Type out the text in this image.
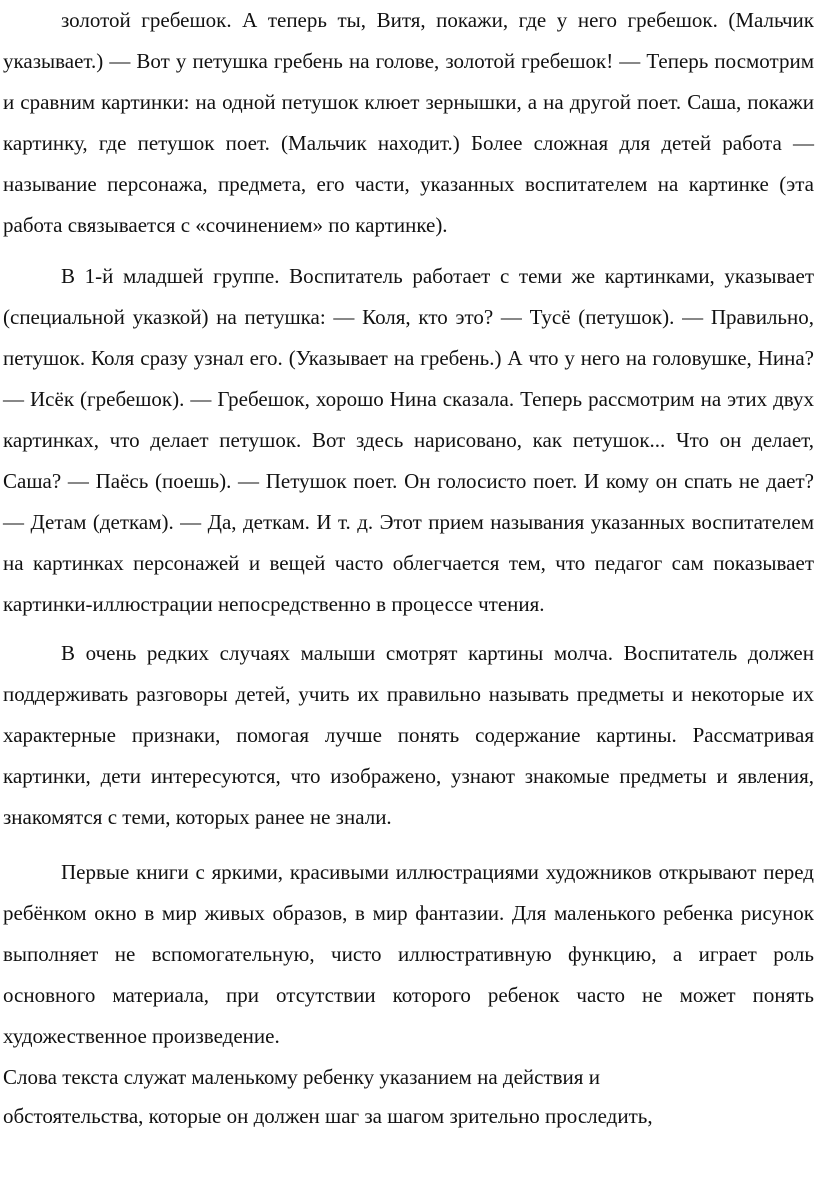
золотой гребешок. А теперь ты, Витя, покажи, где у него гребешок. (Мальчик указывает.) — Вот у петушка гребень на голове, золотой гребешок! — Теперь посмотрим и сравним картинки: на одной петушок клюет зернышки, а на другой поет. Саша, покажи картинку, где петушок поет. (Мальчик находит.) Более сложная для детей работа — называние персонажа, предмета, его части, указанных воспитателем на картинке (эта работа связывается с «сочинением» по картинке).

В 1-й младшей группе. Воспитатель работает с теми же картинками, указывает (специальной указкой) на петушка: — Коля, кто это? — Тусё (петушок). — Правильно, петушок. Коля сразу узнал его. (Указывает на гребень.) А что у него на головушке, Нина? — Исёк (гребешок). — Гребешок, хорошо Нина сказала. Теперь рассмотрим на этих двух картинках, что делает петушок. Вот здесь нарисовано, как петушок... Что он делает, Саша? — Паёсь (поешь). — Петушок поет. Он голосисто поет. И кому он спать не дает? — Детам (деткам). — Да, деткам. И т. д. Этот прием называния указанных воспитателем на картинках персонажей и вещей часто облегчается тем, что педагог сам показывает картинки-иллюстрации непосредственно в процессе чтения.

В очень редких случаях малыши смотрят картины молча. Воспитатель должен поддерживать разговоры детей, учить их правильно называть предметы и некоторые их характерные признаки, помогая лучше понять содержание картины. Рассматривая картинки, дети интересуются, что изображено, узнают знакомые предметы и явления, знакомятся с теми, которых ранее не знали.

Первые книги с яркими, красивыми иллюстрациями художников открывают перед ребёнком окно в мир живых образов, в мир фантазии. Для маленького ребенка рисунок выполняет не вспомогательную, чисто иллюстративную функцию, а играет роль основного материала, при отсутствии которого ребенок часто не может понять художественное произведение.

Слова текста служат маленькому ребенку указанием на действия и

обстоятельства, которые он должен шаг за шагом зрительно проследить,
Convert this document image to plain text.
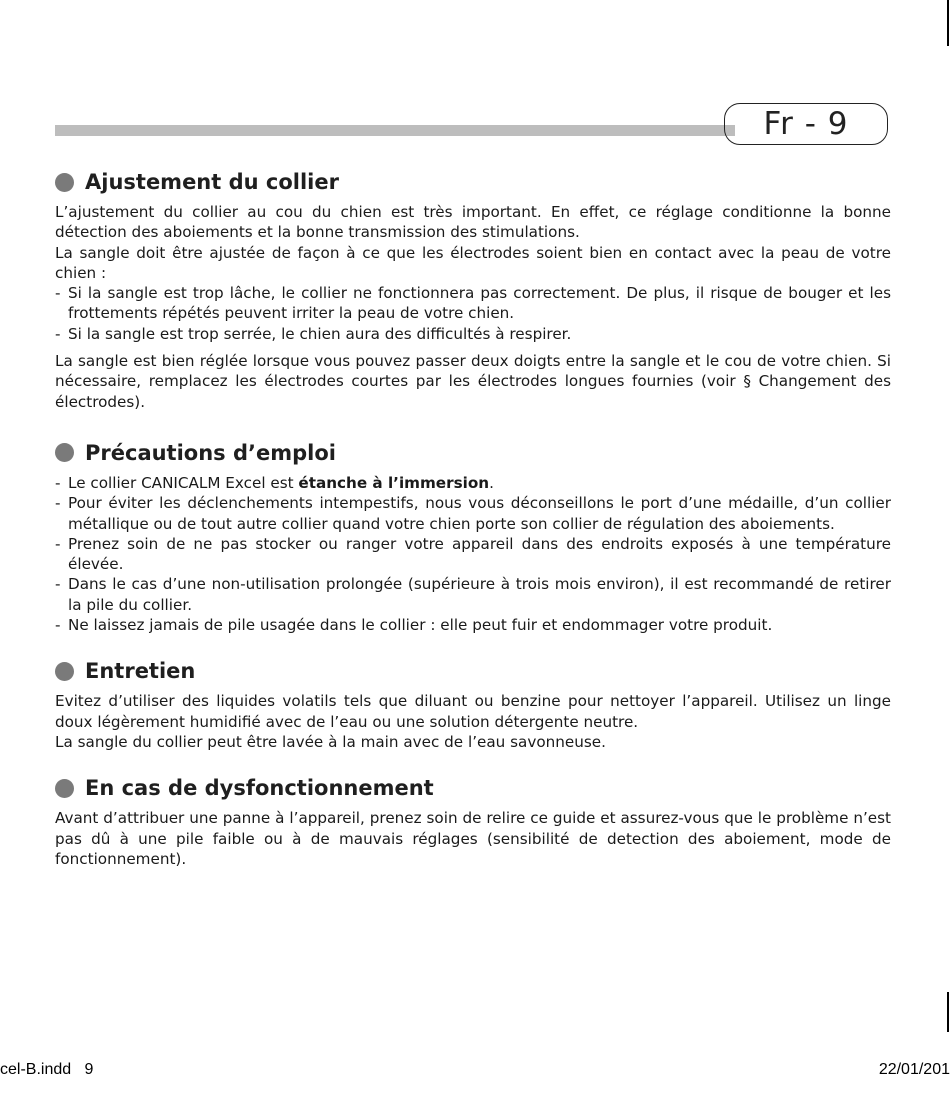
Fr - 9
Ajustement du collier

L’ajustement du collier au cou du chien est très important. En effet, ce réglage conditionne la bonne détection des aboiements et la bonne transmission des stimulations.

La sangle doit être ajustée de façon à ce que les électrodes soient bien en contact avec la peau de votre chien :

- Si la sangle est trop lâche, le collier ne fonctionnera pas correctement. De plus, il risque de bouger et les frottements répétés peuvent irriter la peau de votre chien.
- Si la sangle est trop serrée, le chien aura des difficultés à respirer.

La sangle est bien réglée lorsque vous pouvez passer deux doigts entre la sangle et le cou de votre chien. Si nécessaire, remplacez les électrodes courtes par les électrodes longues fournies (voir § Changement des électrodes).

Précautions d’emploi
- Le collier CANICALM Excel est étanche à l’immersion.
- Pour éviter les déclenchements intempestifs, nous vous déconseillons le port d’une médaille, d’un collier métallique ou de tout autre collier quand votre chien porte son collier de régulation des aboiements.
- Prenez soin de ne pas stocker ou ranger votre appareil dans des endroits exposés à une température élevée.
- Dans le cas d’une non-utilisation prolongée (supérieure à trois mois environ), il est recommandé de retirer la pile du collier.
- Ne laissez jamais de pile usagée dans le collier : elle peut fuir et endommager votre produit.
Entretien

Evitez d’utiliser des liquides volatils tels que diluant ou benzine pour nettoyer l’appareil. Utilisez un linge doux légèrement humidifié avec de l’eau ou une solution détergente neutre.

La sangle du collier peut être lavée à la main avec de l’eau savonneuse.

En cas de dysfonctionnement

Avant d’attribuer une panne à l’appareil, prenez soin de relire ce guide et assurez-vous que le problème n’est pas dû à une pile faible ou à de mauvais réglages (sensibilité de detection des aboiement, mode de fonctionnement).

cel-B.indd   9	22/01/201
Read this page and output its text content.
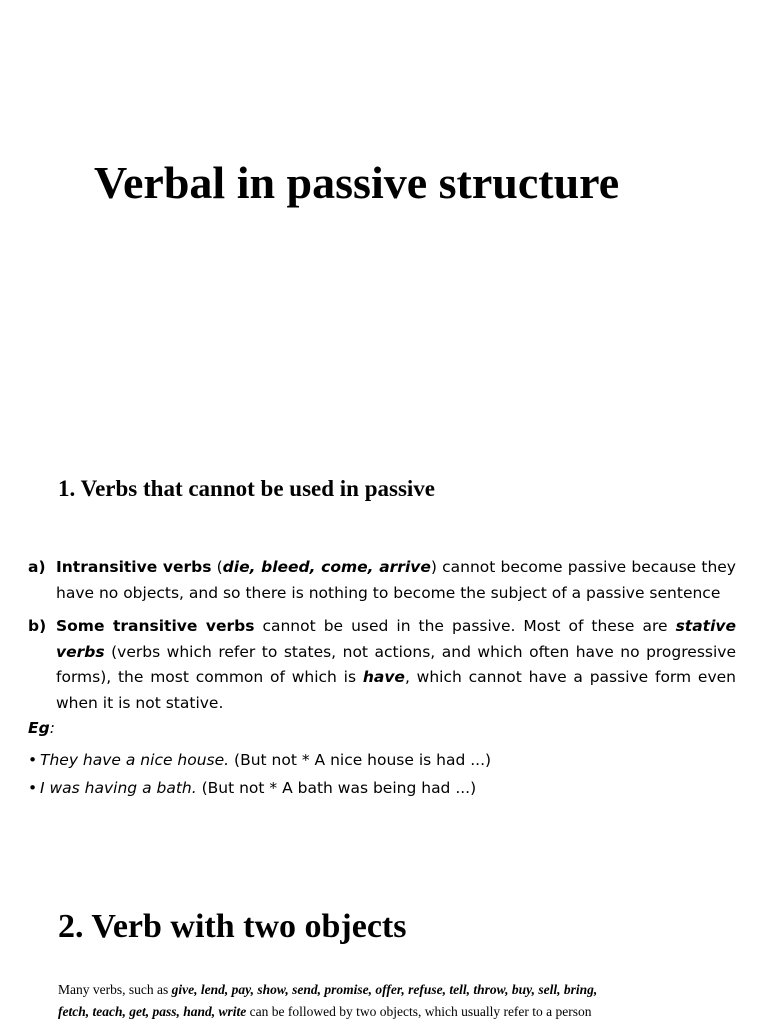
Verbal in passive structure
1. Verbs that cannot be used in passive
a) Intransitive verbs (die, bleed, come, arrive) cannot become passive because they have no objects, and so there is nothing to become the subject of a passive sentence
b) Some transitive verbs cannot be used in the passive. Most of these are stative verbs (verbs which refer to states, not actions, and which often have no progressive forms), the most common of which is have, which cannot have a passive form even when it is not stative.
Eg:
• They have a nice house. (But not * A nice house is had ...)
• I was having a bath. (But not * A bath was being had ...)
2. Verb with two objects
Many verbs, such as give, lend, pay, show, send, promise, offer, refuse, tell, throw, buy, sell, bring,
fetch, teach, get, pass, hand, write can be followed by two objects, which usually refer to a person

> [Given instruction]
Skipping the pictures, transcribe each line above exactly as it appears.

> [In response]
Type out the text in this image.
золотой гребешок. А теперь ты, Витя, покажи, где у него гребешок. (Мальчик указывает.) — Вот у петушка гребень на голове, золотой гребешок! — Теперь посмотрим и сравним картинки: на одной петушок клюет зернышки, а на другой поет. Саша, покажи картинку, где петушок поет. (Мальчик находит.) Более сложная для детей работа — называние персонажа, предмета, его части, указанных воспитателем на картинке (эта работа связывается с «сочинением» по картинке).

В 1-й младшей группе. Воспитатель работает с теми же картинками, указывает (специальной указкой) на петушка: — Коля, кто это? — Тусё (петушок). — Правильно, петушок. Коля сразу узнал его. (Указывает на гребень.) А что у него на головушке, Нина? — Исёк (гребешок). — Гребешок, хорошо Нина сказала. Теперь рассмотрим на этих двух картинках, что делает петушок. Вот здесь нарисовано, как петушок... Что он делает, Саша? — Паёсь (поешь). — Петушок поет. Он голосисто поет. И кому он спать не дает? — Детам (деткам). — Да, деткам. И т. д. Этот прием называния указанных воспитателем на картинках персонажей и вещей часто облегчается тем, что педагог сам показывает картинки-иллюстрации непосредственно в процессе чтения.

В очень редких случаях малыши смотрят картины молча. Воспитатель должен поддерживать разговоры детей, учить их правильно называть предметы и некоторые их характерные признаки, помогая лучше понять содержание картины. Рассматривая картинки, дети интересуются, что изображено, узнают знакомые предметы и явления, знакомятся с теми, которых ранее не знали.

Первые книги с яркими, красивыми иллюстрациями художников открывают перед ребёнком окно в мир живых образов, в мир фантазии. Для маленького ребенка рисунок выполняет не вспомогательную, чисто иллюстративную функцию, а играет роль основного материала, при отсутствии которого ребенок часто не может понять художественное произведение.

Слова текста служат маленькому ребенку указанием на действия и

обстоятельства, которые он должен шаг за шагом зрительно проследить,
Convert this document image to plain text.
Fr - 9
Ajustement du collier

L’ajustement du collier au cou du chien est très important. En effet, ce réglage conditionne la bonne détection des aboiements et la bonne transmission des stimulations.

La sangle doit être ajustée de façon à ce que les électrodes soient bien en contact avec la peau de votre chien :

- Si la sangle est trop lâche, le collier ne fonctionnera pas correctement. De plus, il risque de bouger et les frottements répétés peuvent irriter la peau de votre chien.
- Si la sangle est trop serrée, le chien aura des difficultés à respirer.

La sangle est bien réglée lorsque vous pouvez passer deux doigts entre la sangle et le cou de votre chien. Si nécessaire, remplacez les électrodes courtes par les électrodes longues fournies (voir § Changement des électrodes).

Précautions d’emploi
- Le collier CANICALM Excel est étanche à l’immersion.
- Pour éviter les déclenchements intempestifs, nous vous déconseillons le port d’une médaille, d’un collier métallique ou de tout autre collier quand votre chien porte son collier de régulation des aboiements.
- Prenez soin de ne pas stocker ou ranger votre appareil dans des endroits exposés à une température élevée.
- Dans le cas d’une non-utilisation prolongée (supérieure à trois mois environ), il est recommandé de retirer la pile du collier.
- Ne laissez jamais de pile usagée dans le collier : elle peut fuir et endommager votre produit.
Entretien

Evitez d’utiliser des liquides volatils tels que diluant ou benzine pour nettoyer l’appareil. Utilisez un linge doux légèrement humidifié avec de l’eau ou une solution détergente neutre.

La sangle du collier peut être lavée à la main avec de l’eau savonneuse.

En cas de dysfonctionnement

Avant d’attribuer une panne à l’appareil, prenez soin de relire ce guide et assurez-vous que le problème n’est pas dû à une pile faible ou à de mauvais réglages (sensibilité de detection des aboiement, mode de fonctionnement).

cel-B.indd   9	22/01/201
Read this page and output its text content.
Verbal in passive structure
1. Verbs that cannot be used in passive
a) Intransitive verbs (die, bleed, come, arrive) cannot become passive because they have no objects, and so there is nothing to become the subject of a passive sentence
b) Some transitive verbs cannot be used in the passive. Most of these are stative verbs (verbs which refer to states, not actions, and which often have no progressive forms), the most common of which is have, which cannot have a passive form even when it is not stative.
Eg:
• They have a nice house. (But not * A nice house is had ...)
• I was having a bath. (But not * A bath was being had ...)
2. Verb with two objects
Many verbs, such as give, lend, pay, show, send, promise, offer, refuse, tell, throw, buy, sell, bring,
fetch, teach, get, pass, hand, write can be followed by two objects, which usually refer to a person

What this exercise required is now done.